**Task statement:** Please turn the paragraph in the durable sealants thread that begins "Crystal Sealant fan here also" into a short list that keeps its main facts.

**Text segment:**
— start —

# Durable sealants



## riskypicker (Apr 16, 2014)

My brother has a new to him van. It was previously sign written which although removed still shows the writing. I’m sorting that with glue remover and a quick polish.

He wants me wax it so it’s easier to keep clean. I suggested as it’s white, and gloss isn’t an priority to him that maybe a sealant would last longer.

Any suggestions? Was going to use some megs 21 synthetic sealant - as I have some.

Unless there’s anything cheap - ish that is better?

Cheers


----------



## MBRuss (Apr 29, 2011)

Fusso is a good favourite on here for 12 months of protection, unless you go down the ceramic coating route, though you're then talking more money and application indoors.

Sent from my SM-G935F using Tapatalk


----------



## cossiecol (Jun 29, 2014)

I put on Obsession's Icon wax over the winter and it's still beading like mad, if he wants a wax then Icon is hard to look past. 

personally I'd go down the sealant route, you can always top it up with wax too.


----------



## euge07 (Jan 15, 2011)

a quick polish isnt going to remove the lettering by the way- It will take a good machine polishing to shift it

wowo crystal sealant is a lovely easy to use long lasting sealant and is easy top up with every so often as it can go on a wet can and used with your drying towel


----------



## matty.13 (May 3, 2011)

+1 crystal sealant 


Sent from my iPhone using Tapatalk


----------



## Brian1612 (Apr 5, 2015)

Crystal Sealant fan here also. Application takes a little getting used but once that is mastered it's one heck of a sealant. I've had 8 months out of a single coat on alloy wheels. 

Sent from my SM-G950F using Tapatalk


----------



## roscopervis (Aug 22, 2006)

Guess what I was going to suggest? Wowo's Crystal Sealant. I think it is ideal for such a case. It is more durable and versatile than Fusso.


----------



## sm81 (May 14, 2011)

roscopervis said:


> Guess what I was going to suggest? Wowo's Crystal Sealant. I think it is ideal for such a case. It is more durable and versatile than Fusso.


But harder to use? Solid 12 months?


----------



## roscopervis (Aug 22, 2006)

sm81 said:


> But harder to use? Solid 12 months?


There's a bit of a technique to it but it isn't hard. A very solid 12 months. It's the closest I've found to a good ceramic that isn't ceramic.

Sent from my TA-1012 using Tapatalk


----------



## TonyHill (Jul 28, 2015)

— end —

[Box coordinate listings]
— start —

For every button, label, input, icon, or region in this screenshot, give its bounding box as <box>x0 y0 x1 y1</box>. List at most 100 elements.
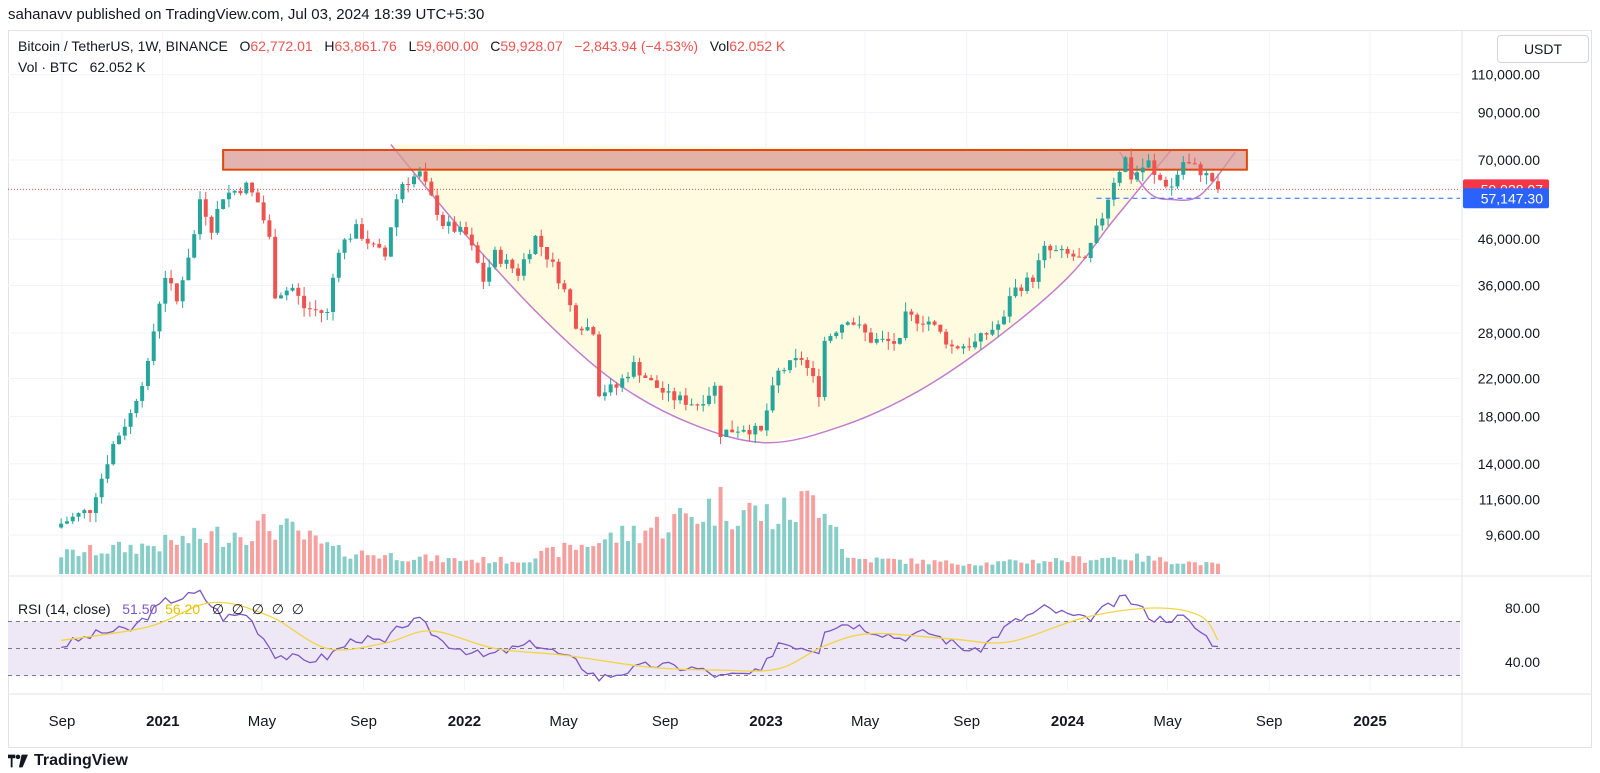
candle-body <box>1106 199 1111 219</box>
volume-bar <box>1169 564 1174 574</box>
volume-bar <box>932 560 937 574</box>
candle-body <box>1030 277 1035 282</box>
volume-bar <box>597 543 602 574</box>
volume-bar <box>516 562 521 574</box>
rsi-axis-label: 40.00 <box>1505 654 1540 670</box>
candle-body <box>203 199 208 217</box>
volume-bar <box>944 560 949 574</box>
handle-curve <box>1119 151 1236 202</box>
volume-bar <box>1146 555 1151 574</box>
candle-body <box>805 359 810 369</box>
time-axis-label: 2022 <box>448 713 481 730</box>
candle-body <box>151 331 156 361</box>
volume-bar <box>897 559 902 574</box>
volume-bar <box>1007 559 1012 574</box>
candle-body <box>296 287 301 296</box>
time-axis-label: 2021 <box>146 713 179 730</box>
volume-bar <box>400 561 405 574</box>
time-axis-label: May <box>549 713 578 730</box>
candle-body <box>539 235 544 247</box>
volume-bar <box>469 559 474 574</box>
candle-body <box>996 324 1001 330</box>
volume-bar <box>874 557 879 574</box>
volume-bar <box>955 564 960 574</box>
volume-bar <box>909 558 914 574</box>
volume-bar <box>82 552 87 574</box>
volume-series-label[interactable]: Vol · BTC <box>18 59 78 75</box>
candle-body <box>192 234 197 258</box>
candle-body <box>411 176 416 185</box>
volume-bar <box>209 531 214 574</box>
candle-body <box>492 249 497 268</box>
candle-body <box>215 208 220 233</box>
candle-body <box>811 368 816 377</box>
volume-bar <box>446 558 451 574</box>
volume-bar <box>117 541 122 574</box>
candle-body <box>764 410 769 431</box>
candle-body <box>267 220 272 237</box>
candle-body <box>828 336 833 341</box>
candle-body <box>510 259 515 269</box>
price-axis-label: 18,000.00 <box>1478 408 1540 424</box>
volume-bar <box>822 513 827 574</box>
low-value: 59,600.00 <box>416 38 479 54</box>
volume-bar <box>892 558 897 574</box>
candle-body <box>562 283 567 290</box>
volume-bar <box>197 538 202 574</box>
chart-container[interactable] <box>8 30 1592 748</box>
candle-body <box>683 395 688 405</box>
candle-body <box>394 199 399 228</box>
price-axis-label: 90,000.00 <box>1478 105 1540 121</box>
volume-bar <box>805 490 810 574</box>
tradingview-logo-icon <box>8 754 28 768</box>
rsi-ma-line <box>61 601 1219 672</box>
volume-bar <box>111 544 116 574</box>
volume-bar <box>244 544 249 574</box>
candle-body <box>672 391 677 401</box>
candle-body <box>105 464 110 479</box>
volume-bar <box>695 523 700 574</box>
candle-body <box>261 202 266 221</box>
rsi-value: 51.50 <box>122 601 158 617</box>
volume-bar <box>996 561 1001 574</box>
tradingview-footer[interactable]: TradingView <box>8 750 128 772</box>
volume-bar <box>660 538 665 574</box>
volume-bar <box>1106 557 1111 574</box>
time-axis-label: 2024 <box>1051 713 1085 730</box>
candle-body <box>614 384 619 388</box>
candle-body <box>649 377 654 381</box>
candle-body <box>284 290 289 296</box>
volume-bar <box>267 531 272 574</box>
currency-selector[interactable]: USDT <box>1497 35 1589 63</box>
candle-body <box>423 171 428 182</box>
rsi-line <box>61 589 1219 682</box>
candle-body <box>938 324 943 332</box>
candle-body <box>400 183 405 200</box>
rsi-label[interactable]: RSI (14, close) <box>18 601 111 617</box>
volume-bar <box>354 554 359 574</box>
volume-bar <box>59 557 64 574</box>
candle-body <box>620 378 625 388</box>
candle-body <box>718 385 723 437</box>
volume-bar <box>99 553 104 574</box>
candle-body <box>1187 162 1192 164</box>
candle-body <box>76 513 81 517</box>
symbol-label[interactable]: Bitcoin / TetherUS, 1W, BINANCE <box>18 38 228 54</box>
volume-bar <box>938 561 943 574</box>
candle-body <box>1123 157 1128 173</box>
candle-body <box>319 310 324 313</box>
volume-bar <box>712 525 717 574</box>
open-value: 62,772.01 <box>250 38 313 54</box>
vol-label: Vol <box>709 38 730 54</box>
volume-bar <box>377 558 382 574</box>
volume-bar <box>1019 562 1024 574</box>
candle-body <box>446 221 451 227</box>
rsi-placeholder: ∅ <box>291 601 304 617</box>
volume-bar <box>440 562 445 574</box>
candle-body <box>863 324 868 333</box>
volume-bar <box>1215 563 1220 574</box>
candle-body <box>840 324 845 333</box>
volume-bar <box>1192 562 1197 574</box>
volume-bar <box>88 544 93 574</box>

— end —
— start —

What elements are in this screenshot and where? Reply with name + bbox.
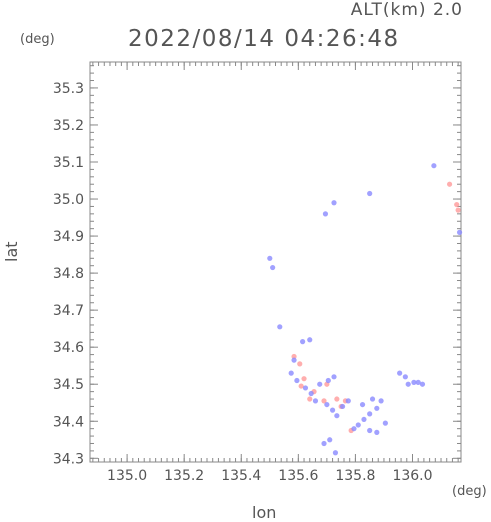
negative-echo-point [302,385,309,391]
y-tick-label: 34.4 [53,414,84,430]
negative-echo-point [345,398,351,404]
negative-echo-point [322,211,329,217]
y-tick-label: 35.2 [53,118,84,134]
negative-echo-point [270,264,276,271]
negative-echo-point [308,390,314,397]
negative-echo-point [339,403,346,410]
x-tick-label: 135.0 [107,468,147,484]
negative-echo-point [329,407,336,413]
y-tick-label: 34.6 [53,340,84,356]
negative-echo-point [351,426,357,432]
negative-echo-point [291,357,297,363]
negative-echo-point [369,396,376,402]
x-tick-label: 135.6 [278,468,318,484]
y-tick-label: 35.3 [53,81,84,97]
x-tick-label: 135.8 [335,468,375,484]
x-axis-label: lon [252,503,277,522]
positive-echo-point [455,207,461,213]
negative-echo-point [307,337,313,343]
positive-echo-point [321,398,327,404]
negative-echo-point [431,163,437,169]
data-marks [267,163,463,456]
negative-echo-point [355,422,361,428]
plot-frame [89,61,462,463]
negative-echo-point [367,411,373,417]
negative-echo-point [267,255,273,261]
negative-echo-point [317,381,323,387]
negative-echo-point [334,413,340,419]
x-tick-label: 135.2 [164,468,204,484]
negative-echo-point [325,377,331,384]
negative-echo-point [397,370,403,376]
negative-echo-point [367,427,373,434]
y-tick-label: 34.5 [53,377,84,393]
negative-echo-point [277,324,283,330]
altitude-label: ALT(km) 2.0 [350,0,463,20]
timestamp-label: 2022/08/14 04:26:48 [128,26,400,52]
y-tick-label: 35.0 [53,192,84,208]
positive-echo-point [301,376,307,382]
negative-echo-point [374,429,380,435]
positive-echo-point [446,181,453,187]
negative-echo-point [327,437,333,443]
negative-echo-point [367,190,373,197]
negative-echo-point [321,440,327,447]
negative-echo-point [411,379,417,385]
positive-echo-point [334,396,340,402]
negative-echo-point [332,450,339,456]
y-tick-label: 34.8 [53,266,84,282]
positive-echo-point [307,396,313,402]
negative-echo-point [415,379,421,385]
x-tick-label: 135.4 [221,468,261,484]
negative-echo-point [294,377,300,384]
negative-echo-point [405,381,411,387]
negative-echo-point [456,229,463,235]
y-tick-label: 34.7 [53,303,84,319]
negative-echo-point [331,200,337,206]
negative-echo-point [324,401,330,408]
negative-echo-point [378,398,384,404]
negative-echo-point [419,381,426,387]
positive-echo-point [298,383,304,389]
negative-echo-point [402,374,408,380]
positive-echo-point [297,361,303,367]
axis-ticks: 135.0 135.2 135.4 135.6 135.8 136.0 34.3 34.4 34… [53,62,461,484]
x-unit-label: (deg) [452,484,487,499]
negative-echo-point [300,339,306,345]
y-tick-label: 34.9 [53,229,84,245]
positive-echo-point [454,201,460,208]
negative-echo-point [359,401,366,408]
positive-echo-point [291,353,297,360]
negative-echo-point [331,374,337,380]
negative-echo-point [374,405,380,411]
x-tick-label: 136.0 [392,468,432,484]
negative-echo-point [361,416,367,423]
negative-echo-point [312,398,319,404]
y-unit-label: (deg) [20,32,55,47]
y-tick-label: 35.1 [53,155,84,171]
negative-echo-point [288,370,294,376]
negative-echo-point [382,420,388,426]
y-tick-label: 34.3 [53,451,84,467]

— end —
— start —

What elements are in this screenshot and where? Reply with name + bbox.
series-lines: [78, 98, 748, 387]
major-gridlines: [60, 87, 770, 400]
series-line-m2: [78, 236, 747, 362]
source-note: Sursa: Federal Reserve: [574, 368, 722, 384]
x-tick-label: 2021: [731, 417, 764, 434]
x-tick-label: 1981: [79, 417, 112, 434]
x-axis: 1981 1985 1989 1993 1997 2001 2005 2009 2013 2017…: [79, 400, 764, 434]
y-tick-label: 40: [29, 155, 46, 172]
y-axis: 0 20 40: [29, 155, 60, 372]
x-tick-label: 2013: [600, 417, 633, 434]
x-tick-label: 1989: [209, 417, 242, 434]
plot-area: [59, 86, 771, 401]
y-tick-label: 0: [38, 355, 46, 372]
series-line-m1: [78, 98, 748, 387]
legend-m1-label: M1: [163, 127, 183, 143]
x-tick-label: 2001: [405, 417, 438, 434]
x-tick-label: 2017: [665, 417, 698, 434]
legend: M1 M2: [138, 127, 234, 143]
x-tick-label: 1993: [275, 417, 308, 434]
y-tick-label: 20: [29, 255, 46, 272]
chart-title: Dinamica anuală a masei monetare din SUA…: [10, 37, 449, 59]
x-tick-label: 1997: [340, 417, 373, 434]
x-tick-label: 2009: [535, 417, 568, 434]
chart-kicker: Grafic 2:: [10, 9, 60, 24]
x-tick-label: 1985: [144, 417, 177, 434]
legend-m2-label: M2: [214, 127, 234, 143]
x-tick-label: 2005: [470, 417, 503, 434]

— end —

**Complete answer:**
- The writer is also a fan of Crystal Sealant.
- Applying it takes a little getting used to.
- Once the application is mastered, it is an excellent sealant.
- A single coat has lasted 8 months on alloy wheels.